- _Supplied passage_
▶
Sunday, March 20, 2016

#CRAFTS WITH ANASTASIA--GUEST AUTHOR CAROLYN MULFORD ON MAKING A BLANKET COAT

Hudson Bay blanket coat
photo by Steelbeard1 from Wikimedia Commons
Carolyn Mulford worked on five continents as a magazine editor and freelance writer before making the transition to fiction. She divides her time between her first love, historical novels, and her last love, mysteries. Her latest releases are Thunder Beneath My Feet, set during the devastating New Madrid earthquakes, Show Me the Ashes, the fourth book in her Show Me series. Learn more about Carolyn and her books at her website.

My teenager had to have a blanket coat. Nothing else would do for her.

Lots of young women felt that way last year when fall fashions arrived. But the blanket coats advertised in 2015 were ponchos or ruanas rather than the original hooded, calf-length wool coat. Worn by French-Canadian voyageurs from the late 1700s, the warm, durable garment spread rapidly among American fur trappers and Native Americans.

And it endured. Most fashions and textiles have changed drastically in 200 years, but the frontier blanket coats—particularly those made from the Hudson Bay Company’s white wool blanket with short red, yellow, green, and black stripes—lived into this century. Today those who value them for outdoor activities settle for used ones or buy the blanket and make their own.

My teenager, fifteen-year-old Betsy, wasn’t making a fashion statement in 1812. She needed the coat to survive a three-week trek from a mild climate into weather so cold that the Mississippi River froze from bank to bank.

Betsy is the resourceful, courageous protagonist of Thunder Beneath My Feet, a novel for tweens and teens set during the devastating earthquakes centered near New Madrid, Upper Louisiana (Missouri) Territory in 1811-1812. Weeks of quakes, severe aftershocks, and shakes destroyed homes, made the river run backwards, created lakes, and prompted most of the population to flee.

Betsy stayed on her family’s farm with her younger brother and four strangers until the shocks and shakes posed more danger than a 200-mile walk north.
◀
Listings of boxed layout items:
▶
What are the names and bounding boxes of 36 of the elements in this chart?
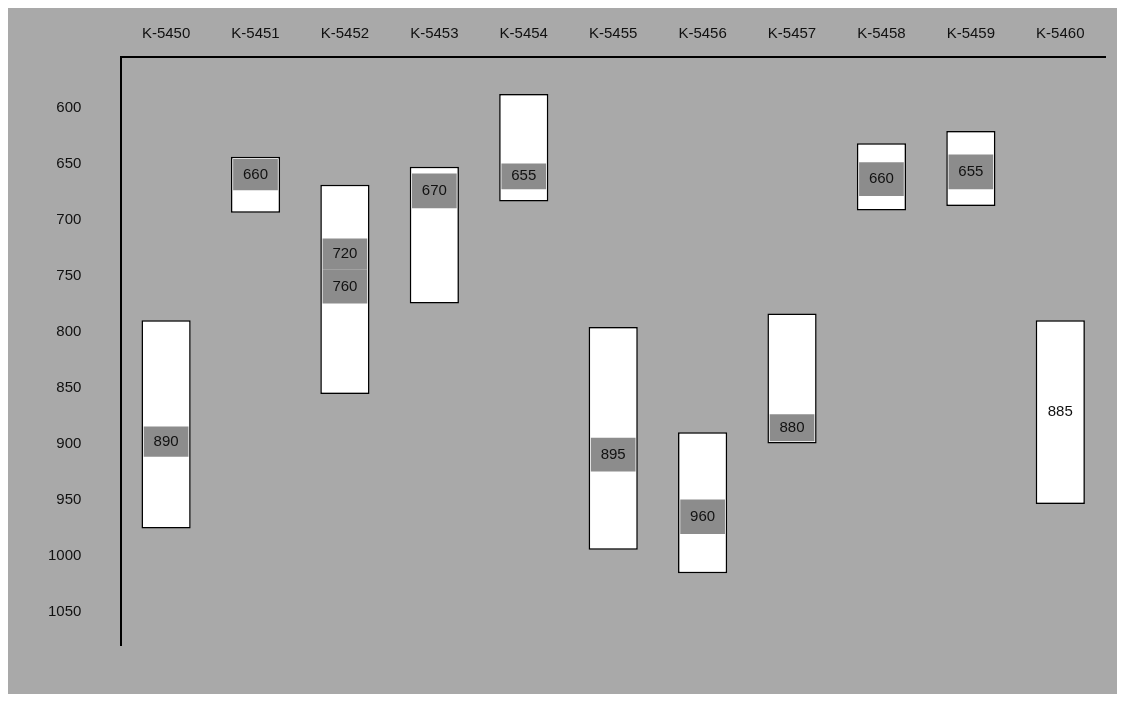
y-tick-label: 750 <box>56 265 82 283</box>
annotation: 660 <box>868 169 894 187</box>
annotation: 890 <box>153 431 179 449</box>
x-tick-label: K-5451 <box>231 24 280 42</box>
y-tick-label: 900 <box>56 433 82 451</box>
x-tick-label: K-5455 <box>589 24 638 42</box>
annotation: 885 <box>1047 402 1073 420</box>
y-tick-label: 1050 <box>47 601 82 619</box>
bar <box>680 499 725 535</box>
y-tick-label: 700 <box>56 209 82 227</box>
bar <box>411 173 457 209</box>
x-tick-label: K-5458 <box>857 24 906 42</box>
annotation: 720 <box>332 244 358 262</box>
y-tick-label: 600 <box>56 97 82 115</box>
x-tick-label: K-5454 <box>499 24 548 42</box>
x-tick-label: K-5457 <box>767 24 817 42</box>
annotation: 670 <box>421 180 447 198</box>
y-tick-label: 800 <box>56 321 82 339</box>
x-tick-label: K-5456 <box>678 24 727 42</box>
annotation: 655 <box>511 166 537 184</box>
y-tick-label: 650 <box>56 153 82 171</box>
x-tick-label: K-5460 <box>1036 24 1085 42</box>
annotation: 880 <box>779 417 805 435</box>
x-tick-label: K-5453 <box>410 24 459 42</box>
y-tick-label: 950 <box>56 489 82 507</box>
annotation: 655 <box>958 161 984 179</box>
annotation: 895 <box>600 444 626 462</box>
bar <box>859 162 904 196</box>
y-tick-label: 850 <box>56 377 82 395</box>
x-tick-label: K-5452 <box>320 24 370 42</box>
annotation: 960 <box>690 506 716 524</box>
x-tick-label: K-5450 <box>141 24 191 42</box>
y-tick-label: 1000 <box>47 545 82 563</box>
annotation: 660 <box>242 164 269 182</box>
annotation: 760 <box>332 276 358 294</box>
x-tick-label: K-5459 <box>946 24 996 42</box>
◀
- _The tasks_
1. In the blanket coat article, reproduce the stretch from "Lots of young" through "and Native Americans.", substituting "capes" for "ponchos".
2. What colors are the short stripes on the Hudson Bay Company's white wool blanket, according to the blanket coat article? List all of them.

- _Answers provided_
1.
Lots of young women felt that way last year when fall fashions arrived. But the blanket coats advertised in 2015 were capes or ruanas rather than the original hooded, calf-length wool coat. Worn by French-Canadian voyageurs from the late 1700s, the warm, durable garment spread rapidly among American fur trappers and Native Americans.

2. red, yellow, green, black